> _Goal_
Filter these entries so that only lines with the word "华山之美险奇雄" remain.

[Extracted records]
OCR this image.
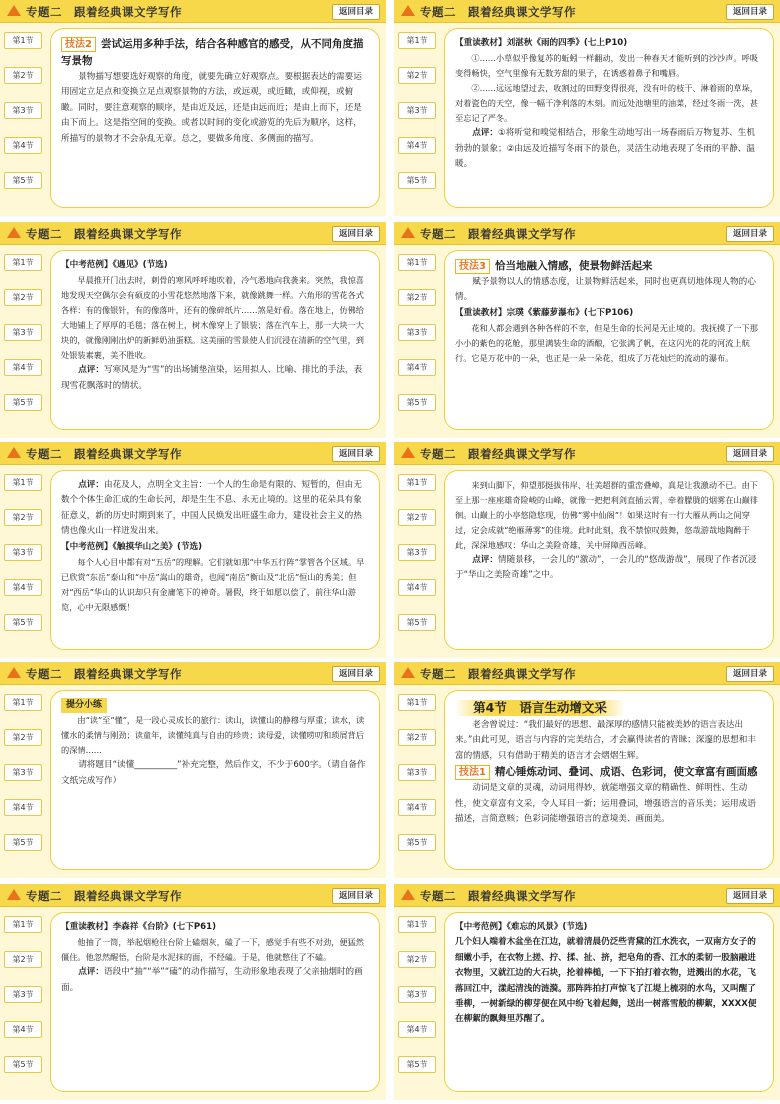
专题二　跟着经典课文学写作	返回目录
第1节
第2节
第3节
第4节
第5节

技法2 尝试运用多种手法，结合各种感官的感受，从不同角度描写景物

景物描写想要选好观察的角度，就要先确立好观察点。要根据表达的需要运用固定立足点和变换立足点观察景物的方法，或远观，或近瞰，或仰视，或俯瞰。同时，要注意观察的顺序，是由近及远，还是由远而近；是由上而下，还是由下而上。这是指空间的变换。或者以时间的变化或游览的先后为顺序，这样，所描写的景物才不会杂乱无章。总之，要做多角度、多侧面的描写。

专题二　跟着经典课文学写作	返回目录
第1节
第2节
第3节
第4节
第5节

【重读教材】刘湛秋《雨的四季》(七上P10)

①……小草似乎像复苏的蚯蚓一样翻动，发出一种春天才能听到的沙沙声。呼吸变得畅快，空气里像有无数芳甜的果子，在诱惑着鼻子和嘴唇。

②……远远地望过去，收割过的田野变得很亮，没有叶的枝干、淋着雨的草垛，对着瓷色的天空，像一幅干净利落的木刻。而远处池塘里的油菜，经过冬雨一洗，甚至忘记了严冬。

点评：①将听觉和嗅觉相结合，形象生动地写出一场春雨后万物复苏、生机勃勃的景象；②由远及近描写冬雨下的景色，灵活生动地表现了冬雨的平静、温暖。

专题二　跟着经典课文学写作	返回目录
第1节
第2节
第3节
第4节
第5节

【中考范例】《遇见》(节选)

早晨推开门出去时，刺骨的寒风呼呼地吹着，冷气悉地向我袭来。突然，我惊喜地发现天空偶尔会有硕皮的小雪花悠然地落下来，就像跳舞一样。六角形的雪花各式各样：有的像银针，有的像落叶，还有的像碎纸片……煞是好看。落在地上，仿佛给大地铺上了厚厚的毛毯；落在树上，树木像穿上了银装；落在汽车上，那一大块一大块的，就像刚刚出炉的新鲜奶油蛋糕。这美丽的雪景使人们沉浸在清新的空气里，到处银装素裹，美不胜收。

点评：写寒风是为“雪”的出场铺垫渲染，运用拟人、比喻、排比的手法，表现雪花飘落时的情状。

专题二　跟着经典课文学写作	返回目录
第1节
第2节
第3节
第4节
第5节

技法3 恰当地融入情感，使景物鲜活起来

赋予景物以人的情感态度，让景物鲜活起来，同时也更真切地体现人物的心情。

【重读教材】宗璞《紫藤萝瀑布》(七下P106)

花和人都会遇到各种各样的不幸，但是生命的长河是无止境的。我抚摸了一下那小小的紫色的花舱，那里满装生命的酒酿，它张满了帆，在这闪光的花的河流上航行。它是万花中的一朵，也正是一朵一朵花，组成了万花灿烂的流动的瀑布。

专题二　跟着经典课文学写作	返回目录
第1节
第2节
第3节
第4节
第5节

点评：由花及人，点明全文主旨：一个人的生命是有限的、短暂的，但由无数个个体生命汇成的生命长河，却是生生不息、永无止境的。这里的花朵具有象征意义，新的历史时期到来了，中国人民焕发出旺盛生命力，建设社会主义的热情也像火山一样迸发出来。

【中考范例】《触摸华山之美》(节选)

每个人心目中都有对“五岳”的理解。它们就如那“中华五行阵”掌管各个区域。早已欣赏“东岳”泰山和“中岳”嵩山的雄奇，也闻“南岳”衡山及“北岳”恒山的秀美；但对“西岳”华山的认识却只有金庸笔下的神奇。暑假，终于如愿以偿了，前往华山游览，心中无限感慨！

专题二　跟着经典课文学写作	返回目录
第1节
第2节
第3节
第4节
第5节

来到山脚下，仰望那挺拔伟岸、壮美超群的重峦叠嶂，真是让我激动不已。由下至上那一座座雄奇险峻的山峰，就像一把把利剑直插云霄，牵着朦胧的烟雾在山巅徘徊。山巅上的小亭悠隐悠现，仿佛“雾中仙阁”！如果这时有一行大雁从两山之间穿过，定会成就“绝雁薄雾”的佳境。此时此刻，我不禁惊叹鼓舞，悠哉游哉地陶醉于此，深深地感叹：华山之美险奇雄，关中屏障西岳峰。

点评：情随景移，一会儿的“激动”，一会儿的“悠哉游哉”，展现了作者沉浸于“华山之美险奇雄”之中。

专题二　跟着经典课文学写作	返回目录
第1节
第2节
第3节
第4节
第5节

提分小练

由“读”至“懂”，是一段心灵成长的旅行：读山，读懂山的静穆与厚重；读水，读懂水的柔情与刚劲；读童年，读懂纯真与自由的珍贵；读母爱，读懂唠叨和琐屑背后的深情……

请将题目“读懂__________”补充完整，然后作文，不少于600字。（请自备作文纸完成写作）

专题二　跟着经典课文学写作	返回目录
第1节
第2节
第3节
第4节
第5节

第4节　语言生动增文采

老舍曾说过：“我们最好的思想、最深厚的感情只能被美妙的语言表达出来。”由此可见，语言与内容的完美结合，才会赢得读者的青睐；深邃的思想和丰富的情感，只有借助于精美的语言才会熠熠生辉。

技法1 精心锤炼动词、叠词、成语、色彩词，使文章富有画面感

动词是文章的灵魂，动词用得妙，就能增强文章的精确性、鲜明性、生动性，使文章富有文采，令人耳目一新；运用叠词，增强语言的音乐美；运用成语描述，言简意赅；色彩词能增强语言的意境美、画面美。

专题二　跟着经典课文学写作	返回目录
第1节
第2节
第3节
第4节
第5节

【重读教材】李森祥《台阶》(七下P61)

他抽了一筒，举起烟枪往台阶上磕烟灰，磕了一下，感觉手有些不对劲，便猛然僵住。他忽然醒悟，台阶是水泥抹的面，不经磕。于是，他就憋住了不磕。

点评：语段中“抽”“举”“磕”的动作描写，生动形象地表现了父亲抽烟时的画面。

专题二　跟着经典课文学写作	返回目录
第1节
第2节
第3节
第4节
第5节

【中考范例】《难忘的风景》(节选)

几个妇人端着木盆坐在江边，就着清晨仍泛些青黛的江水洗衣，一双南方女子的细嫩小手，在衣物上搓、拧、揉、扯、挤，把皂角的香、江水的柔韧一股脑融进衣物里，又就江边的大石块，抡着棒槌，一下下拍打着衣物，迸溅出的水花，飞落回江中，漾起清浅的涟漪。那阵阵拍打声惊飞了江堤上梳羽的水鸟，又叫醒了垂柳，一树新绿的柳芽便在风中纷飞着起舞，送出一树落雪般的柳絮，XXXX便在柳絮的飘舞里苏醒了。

> _Final result_
来到山脚下，仰望那挺拔伟岸、壮美超群的重峦叠嶂，真是让我激动不已。由下至上那一座座雄奇险峻的山峰，就像一把把利剑直插云霄，牵着朦胧的烟雾在山巅徘徊。山巅上的小亭悠隐悠现，仿佛“雾中仙阁”！如果这时有一行大雁从两山之间穿过，定会成就“绝雁薄雾”的佳境。此时此刻，我不禁惊叹鼓舞，悠哉游哉地陶醉于此，深深地感叹：华山之美险奇雄，关中屏障西岳峰。
点评：情随景移，一会儿的“激动”，一会儿的“悠哉游哉”，展现了作者沉浸于“华山之美险奇雄”之中。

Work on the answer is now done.